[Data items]
——————
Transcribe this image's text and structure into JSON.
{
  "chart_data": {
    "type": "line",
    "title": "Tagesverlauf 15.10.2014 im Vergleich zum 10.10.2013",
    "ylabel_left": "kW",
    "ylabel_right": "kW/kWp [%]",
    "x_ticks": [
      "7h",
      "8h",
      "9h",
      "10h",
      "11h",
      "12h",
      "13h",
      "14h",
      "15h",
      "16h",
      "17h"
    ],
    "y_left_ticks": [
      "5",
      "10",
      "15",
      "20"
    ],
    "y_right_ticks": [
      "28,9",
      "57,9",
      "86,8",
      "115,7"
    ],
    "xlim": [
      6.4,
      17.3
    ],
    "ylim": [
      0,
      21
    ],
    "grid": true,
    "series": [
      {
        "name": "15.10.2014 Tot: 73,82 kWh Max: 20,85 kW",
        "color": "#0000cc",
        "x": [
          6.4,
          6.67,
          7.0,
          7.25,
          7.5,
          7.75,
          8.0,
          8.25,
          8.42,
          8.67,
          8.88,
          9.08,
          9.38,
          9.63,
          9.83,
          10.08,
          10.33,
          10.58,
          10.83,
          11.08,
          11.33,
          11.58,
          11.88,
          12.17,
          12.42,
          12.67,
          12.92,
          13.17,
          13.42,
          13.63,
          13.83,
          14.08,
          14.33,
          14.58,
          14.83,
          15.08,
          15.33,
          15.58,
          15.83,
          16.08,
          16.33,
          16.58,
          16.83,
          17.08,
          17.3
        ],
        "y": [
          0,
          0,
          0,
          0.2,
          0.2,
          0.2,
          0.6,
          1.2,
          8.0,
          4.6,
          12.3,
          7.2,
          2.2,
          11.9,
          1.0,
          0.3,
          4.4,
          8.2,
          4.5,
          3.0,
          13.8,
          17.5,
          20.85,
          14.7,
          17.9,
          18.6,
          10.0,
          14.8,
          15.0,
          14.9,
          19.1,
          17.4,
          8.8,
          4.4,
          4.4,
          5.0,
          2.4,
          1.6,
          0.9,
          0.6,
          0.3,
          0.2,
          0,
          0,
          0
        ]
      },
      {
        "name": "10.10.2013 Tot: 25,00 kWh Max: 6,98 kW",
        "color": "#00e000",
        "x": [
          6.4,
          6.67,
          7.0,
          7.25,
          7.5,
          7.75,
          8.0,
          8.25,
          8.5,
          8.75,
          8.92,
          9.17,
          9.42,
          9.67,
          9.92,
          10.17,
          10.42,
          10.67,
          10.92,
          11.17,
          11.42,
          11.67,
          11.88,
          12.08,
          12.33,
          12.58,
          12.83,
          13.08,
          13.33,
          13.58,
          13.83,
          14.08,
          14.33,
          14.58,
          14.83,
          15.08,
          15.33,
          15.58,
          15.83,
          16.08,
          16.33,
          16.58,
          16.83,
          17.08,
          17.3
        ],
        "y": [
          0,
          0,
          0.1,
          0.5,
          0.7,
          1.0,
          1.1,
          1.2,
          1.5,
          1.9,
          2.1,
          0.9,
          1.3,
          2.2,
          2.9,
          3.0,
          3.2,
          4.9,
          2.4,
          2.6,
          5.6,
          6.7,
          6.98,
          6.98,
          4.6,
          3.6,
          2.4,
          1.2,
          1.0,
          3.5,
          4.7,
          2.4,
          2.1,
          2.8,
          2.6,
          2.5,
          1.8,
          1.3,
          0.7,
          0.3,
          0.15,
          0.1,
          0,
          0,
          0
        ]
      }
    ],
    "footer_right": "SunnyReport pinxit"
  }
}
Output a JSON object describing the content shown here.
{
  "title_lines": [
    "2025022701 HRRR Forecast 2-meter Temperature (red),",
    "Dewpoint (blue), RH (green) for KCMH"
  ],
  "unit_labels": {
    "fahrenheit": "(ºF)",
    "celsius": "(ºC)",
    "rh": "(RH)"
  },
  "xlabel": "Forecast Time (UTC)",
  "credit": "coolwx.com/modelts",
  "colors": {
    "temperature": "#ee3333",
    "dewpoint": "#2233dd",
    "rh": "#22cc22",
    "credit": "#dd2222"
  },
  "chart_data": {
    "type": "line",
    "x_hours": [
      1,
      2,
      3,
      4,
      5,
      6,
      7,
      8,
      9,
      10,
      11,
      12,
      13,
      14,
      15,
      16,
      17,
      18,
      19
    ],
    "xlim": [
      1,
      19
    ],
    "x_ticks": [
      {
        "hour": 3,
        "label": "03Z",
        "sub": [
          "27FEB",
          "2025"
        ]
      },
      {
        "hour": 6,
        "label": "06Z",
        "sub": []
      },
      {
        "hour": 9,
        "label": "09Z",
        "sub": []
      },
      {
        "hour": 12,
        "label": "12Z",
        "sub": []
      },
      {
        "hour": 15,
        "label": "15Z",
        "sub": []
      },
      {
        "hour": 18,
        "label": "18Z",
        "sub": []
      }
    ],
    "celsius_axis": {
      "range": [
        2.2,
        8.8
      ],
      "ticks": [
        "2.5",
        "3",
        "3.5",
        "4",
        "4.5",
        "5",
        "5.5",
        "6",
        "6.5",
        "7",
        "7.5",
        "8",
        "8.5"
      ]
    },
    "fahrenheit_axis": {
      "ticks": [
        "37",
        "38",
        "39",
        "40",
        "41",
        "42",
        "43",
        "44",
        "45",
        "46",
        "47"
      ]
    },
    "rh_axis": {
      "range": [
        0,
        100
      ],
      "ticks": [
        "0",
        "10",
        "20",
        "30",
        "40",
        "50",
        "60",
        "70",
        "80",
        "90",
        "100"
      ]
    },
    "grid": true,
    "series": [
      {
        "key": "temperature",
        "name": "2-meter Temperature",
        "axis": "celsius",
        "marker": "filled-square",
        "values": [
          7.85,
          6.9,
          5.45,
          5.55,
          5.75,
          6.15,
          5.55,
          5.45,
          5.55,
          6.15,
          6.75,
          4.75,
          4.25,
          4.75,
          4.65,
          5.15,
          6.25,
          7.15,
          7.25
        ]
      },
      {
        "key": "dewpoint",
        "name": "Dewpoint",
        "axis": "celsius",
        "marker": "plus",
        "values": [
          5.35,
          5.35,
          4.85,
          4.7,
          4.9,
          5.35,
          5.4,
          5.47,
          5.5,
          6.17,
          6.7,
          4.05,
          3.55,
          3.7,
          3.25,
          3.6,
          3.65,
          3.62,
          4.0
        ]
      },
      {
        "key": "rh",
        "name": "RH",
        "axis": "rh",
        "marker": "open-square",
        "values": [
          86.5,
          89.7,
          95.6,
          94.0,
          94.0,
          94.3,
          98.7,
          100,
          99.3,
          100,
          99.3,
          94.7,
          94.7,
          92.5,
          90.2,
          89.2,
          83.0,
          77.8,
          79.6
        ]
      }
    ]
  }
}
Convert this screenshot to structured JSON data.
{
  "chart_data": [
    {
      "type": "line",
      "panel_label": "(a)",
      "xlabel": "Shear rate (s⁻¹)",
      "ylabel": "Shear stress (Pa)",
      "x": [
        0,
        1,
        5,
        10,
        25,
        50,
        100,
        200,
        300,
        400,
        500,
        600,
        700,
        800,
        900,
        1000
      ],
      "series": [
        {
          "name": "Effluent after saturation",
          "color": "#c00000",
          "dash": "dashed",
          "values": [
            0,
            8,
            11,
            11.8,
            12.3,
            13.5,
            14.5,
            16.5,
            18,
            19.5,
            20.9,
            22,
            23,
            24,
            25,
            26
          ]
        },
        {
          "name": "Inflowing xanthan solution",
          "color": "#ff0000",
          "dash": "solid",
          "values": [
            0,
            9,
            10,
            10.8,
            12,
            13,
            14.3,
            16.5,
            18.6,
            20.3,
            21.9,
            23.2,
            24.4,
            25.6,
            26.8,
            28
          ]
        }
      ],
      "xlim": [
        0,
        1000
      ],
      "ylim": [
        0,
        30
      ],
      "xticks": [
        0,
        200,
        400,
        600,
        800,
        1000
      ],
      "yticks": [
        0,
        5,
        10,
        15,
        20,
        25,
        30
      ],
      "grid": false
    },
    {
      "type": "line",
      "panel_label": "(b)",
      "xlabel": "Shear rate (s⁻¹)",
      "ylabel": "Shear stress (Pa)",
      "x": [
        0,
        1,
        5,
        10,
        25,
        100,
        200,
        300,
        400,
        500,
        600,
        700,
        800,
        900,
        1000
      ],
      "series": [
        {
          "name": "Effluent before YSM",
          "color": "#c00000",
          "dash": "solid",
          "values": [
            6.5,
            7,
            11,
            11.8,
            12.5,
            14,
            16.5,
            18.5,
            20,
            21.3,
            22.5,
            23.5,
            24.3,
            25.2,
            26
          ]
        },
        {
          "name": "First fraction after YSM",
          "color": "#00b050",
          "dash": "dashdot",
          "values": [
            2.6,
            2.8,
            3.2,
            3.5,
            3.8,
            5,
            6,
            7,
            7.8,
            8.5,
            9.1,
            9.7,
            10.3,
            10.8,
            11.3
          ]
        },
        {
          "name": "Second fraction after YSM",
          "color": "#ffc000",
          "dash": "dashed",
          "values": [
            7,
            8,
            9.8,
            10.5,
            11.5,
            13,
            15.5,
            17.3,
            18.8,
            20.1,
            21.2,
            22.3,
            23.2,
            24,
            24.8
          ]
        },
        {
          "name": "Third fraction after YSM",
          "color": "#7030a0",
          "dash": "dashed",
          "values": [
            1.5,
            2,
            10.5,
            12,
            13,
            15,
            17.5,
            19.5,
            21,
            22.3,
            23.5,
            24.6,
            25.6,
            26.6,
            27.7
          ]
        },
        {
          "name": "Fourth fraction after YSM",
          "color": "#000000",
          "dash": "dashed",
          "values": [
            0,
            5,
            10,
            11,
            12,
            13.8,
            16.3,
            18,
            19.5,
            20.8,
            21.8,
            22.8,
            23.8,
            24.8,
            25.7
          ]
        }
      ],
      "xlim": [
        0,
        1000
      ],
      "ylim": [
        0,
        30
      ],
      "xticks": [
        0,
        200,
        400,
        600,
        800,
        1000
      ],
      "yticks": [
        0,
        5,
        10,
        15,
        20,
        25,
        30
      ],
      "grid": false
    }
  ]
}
——————
→ **Task goal**:
Find the word "fraction" in the entries, and copy every line it shows up in.

→ **Task result**:
          "name": "First fraction after YSM",
          "name": "Second fraction after YSM",
          "name": "Third fraction after YSM",
          "name": "Fourth fraction after YSM",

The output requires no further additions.